● **Exercise prompt**
Can you print every record below exactly as written?

# Start of Material supplied

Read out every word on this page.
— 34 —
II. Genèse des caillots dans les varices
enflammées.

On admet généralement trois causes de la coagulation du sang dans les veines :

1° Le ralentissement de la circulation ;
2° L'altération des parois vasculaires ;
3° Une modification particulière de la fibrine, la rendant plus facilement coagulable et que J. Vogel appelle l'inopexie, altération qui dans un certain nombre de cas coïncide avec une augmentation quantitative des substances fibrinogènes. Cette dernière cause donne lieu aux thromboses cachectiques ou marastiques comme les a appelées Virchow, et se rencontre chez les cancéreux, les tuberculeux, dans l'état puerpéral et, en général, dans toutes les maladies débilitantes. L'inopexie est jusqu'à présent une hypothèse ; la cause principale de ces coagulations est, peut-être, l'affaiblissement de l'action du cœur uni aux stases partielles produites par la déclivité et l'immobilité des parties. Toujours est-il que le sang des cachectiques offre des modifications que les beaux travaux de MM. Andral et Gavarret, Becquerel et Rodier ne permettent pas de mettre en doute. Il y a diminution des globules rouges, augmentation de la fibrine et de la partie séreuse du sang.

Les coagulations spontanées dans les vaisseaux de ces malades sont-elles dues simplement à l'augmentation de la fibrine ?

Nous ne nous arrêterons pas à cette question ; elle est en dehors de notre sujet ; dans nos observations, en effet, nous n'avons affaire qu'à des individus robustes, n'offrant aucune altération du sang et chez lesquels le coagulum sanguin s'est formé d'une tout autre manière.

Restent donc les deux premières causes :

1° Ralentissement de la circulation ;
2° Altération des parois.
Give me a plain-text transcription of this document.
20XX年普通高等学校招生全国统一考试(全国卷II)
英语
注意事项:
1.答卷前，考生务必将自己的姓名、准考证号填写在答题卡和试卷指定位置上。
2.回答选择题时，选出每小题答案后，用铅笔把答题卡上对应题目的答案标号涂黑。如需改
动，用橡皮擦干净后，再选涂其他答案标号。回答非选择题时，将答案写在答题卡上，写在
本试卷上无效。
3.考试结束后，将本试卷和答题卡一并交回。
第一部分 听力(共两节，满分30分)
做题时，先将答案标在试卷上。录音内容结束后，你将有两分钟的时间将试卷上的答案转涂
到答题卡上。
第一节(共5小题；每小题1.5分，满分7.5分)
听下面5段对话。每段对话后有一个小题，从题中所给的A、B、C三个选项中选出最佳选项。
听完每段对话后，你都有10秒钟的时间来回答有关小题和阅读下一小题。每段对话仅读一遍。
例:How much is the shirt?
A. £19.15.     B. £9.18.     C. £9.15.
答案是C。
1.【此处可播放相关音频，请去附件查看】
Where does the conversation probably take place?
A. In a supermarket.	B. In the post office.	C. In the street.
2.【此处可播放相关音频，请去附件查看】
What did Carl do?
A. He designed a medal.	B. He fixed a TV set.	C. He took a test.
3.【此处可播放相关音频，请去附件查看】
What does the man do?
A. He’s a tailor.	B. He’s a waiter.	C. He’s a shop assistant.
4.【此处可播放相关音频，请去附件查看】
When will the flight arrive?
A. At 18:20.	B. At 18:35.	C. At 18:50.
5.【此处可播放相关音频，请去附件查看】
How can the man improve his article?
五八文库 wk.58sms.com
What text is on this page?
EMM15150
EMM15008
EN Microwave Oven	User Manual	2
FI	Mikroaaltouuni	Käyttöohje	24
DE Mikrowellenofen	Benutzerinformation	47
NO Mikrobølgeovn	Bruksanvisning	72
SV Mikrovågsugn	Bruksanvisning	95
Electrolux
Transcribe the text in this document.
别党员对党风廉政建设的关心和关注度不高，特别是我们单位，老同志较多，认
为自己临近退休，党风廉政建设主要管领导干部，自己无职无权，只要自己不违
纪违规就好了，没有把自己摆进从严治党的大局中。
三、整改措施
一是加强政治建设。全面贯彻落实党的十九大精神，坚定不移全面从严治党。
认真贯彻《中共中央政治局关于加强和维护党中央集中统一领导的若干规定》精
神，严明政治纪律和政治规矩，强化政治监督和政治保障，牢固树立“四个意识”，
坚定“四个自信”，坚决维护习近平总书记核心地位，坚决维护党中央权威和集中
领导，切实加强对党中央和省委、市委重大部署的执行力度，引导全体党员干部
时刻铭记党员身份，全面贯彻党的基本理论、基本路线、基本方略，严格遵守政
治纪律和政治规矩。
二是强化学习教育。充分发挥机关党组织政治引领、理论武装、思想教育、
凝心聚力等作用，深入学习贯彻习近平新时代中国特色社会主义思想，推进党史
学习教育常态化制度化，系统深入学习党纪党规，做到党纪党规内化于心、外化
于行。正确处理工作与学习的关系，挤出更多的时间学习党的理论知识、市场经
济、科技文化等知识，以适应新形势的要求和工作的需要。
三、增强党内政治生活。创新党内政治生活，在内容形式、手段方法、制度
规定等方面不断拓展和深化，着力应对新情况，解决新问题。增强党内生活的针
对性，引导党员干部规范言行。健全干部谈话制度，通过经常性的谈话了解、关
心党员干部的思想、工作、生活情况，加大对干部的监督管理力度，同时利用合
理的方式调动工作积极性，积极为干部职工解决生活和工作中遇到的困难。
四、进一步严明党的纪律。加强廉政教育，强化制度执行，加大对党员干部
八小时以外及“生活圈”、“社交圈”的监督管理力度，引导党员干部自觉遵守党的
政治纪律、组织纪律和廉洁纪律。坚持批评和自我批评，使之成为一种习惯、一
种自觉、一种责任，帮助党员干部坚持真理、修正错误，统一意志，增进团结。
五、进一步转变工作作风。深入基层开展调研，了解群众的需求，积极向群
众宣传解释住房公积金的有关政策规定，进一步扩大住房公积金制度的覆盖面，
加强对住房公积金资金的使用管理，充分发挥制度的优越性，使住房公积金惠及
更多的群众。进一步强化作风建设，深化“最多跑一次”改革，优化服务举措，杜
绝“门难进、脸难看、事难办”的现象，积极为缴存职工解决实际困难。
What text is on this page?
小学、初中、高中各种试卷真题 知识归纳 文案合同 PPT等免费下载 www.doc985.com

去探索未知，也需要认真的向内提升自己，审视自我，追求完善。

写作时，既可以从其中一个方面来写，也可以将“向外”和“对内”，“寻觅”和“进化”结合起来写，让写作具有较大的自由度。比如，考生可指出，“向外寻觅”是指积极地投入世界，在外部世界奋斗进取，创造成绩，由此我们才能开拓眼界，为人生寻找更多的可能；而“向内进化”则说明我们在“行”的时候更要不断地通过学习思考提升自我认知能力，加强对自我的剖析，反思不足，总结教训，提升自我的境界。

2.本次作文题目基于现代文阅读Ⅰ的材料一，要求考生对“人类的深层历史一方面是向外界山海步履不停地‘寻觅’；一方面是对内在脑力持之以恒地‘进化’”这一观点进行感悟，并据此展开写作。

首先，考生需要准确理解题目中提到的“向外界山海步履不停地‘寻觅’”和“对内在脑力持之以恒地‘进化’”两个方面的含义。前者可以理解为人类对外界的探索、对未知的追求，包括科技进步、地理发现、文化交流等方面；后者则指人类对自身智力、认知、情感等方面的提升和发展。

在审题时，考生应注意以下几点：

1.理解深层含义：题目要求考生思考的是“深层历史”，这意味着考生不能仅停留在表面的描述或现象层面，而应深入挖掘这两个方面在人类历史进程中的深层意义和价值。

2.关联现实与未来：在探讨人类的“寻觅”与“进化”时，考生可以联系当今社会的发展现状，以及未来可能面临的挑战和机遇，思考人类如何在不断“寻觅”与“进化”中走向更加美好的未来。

# End of Material supplied

● **Correct response**
Read out every word on this page.
— 34 —
II. Genèse des caillots dans les varices
enflammées.

On admet généralement trois causes de la coagulation du sang dans les veines :

1° Le ralentissement de la circulation ;
2° L'altération des parois vasculaires ;
3° Une modification particulière de la fibrine, la rendant plus facilement coagulable et que J. Vogel appelle l'inopexie, altération qui dans un certain nombre de cas coïncide avec une augmentation quantitative des substances fibrinogènes. Cette dernière cause donne lieu aux thromboses cachectiques ou marastiques comme les a appelées Virchow, et se rencontre chez les cancéreux, les tuberculeux, dans l'état puerpéral et, en général, dans toutes les maladies débilitantes. L'inopexie est jusqu'à présent une hypothèse ; la cause principale de ces coagulations est, peut-être, l'affaiblissement de l'action du cœur uni aux stases partielles produites par la déclivité et l'immobilité des parties. Toujours est-il que le sang des cachectiques offre des modifications que les beaux travaux de MM. Andral et Gavarret, Becquerel et Rodier ne permettent pas de mettre en doute. Il y a diminution des globules rouges, augmentation de la fibrine et de la partie séreuse du sang.

Les coagulations spontanées dans les vaisseaux de ces malades sont-elles dues simplement à l'augmentation de la fibrine ?

Nous ne nous arrêterons pas à cette question ; elle est en dehors de notre sujet ; dans nos observations, en effet, nous n'avons affaire qu'à des individus robustes, n'offrant aucune altération du sang et chez lesquels le coagulum sanguin s'est formé d'une tout autre manière.

Restent donc les deux premières causes :

1° Ralentissement de la circulation ;
2° Altération des parois.
Give me a plain-text transcription of this document.
20XX年普通高等学校招生全国统一考试(全国卷II)
英语
注意事项:
1.答卷前，考生务必将自己的姓名、准考证号填写在答题卡和试卷指定位置上。
2.回答选择题时，选出每小题答案后，用铅笔把答题卡上对应题目的答案标号涂黑。如需改
动，用橡皮擦干净后，再选涂其他答案标号。回答非选择题时，将答案写在答题卡上，写在
本试卷上无效。
3.考试结束后，将本试卷和答题卡一并交回。
第一部分 听力(共两节，满分30分)
做题时，先将答案标在试卷上。录音内容结束后，你将有两分钟的时间将试卷上的答案转涂
到答题卡上。
第一节(共5小题；每小题1.5分，满分7.5分)
听下面5段对话。每段对话后有一个小题，从题中所给的A、B、C三个选项中选出最佳选项。
听完每段对话后，你都有10秒钟的时间来回答有关小题和阅读下一小题。每段对话仅读一遍。
例:How much is the shirt?
A. £19.15.     B. £9.18.     C. £9.15.
答案是C。
1.【此处可播放相关音频，请去附件查看】
Where does the conversation probably take place?
A. In a supermarket.	B. In the post office.	C. In the street.
2.【此处可播放相关音频，请去附件查看】
What did Carl do?
A. He designed a medal.	B. He fixed a TV set.	C. He took a test.
3.【此处可播放相关音频，请去附件查看】
What does the man do?
A. He’s a tailor.	B. He’s a waiter.	C. He’s a shop assistant.
4.【此处可播放相关音频，请去附件查看】
When will the flight arrive?
A. At 18:20.	B. At 18:35.	C. At 18:50.
5.【此处可播放相关音频，请去附件查看】
How can the man improve his article?
五八文库 wk.58sms.com
What text is on this page?
EMM15150
EMM15008
EN Microwave Oven	User Manual	2
FI	Mikroaaltouuni	Käyttöohje	24
DE Mikrowellenofen	Benutzerinformation	47
NO Mikrobølgeovn	Bruksanvisning	72
SV Mikrovågsugn	Bruksanvisning	95
Electrolux
Transcribe the text in this document.
别党员对党风廉政建设的关心和关注度不高，特别是我们单位，老同志较多，认
为自己临近退休，党风廉政建设主要管领导干部，自己无职无权，只要自己不违
纪违规就好了，没有把自己摆进从严治党的大局中。
三、整改措施
一是加强政治建设。全面贯彻落实党的十九大精神，坚定不移全面从严治党。
认真贯彻《中共中央政治局关于加强和维护党中央集中统一领导的若干规定》精
神，严明政治纪律和政治规矩，强化政治监督和政治保障，牢固树立“四个意识”，
坚定“四个自信”，坚决维护习近平总书记核心地位，坚决维护党中央权威和集中
领导，切实加强对党中央和省委、市委重大部署的执行力度，引导全体党员干部
时刻铭记党员身份，全面贯彻党的基本理论、基本路线、基本方略，严格遵守政
治纪律和政治规矩。
二是强化学习教育。充分发挥机关党组织政治引领、理论武装、思想教育、
凝心聚力等作用，深入学习贯彻习近平新时代中国特色社会主义思想，推进党史
学习教育常态化制度化，系统深入学习党纪党规，做到党纪党规内化于心、外化
于行。正确处理工作与学习的关系，挤出更多的时间学习党的理论知识、市场经
济、科技文化等知识，以适应新形势的要求和工作的需要。
三、增强党内政治生活。创新党内政治生活，在内容形式、手段方法、制度
规定等方面不断拓展和深化，着力应对新情况，解决新问题。增强党内生活的针
对性，引导党员干部规范言行。健全干部谈话制度，通过经常性的谈话了解、关
心党员干部的思想、工作、生活情况，加大对干部的监督管理力度，同时利用合
理的方式调动工作积极性，积极为干部职工解决生活和工作中遇到的困难。
四、进一步严明党的纪律。加强廉政教育，强化制度执行，加大对党员干部
八小时以外及“生活圈”、“社交圈”的监督管理力度，引导党员干部自觉遵守党的
政治纪律、组织纪律和廉洁纪律。坚持批评和自我批评，使之成为一种习惯、一
种自觉、一种责任，帮助党员干部坚持真理、修正错误，统一意志，增进团结。
五、进一步转变工作作风。深入基层开展调研，了解群众的需求，积极向群
众宣传解释住房公积金的有关政策规定，进一步扩大住房公积金制度的覆盖面，
加强对住房公积金资金的使用管理，充分发挥制度的优越性，使住房公积金惠及
更多的群众。进一步强化作风建设，深化“最多跑一次”改革，优化服务举措，杜
绝“门难进、脸难看、事难办”的现象，积极为缴存职工解决实际困难。
What text is on this page?
小学、初中、高中各种试卷真题 知识归纳 文案合同 PPT等免费下载 www.doc985.com

去探索未知，也需要认真的向内提升自己，审视自我，追求完善。

写作时，既可以从其中一个方面来写，也可以将“向外”和“对内”，“寻觅”和“进化”结合起来写，让写作具有较大的自由度。比如，考生可指出，“向外寻觅”是指积极地投入世界，在外部世界奋斗进取，创造成绩，由此我们才能开拓眼界，为人生寻找更多的可能；而“向内进化”则说明我们在“行”的时候更要不断地通过学习思考提升自我认知能力，加强对自我的剖析，反思不足，总结教训，提升自我的境界。

2.本次作文题目基于现代文阅读Ⅰ的材料一，要求考生对“人类的深层历史一方面是向外界山海步履不停地‘寻觅’；一方面是对内在脑力持之以恒地‘进化’”这一观点进行感悟，并据此展开写作。

首先，考生需要准确理解题目中提到的“向外界山海步履不停地‘寻觅’”和“对内在脑力持之以恒地‘进化’”两个方面的含义。前者可以理解为人类对外界的探索、对未知的追求，包括科技进步、地理发现、文化交流等方面；后者则指人类对自身智力、认知、情感等方面的提升和发展。

在审题时，考生应注意以下几点：

1.理解深层含义：题目要求考生思考的是“深层历史”，这意味着考生不能仅停留在表面的描述或现象层面，而应深入挖掘这两个方面在人类历史进程中的深层意义和价值。

2.关联现实与未来：在探讨人类的“寻觅”与“进化”时，考生可以联系当今社会的发展现状，以及未来可能面临的挑战和机遇，思考人类如何在不断“寻觅”与“进化”中走向更加美好的未来。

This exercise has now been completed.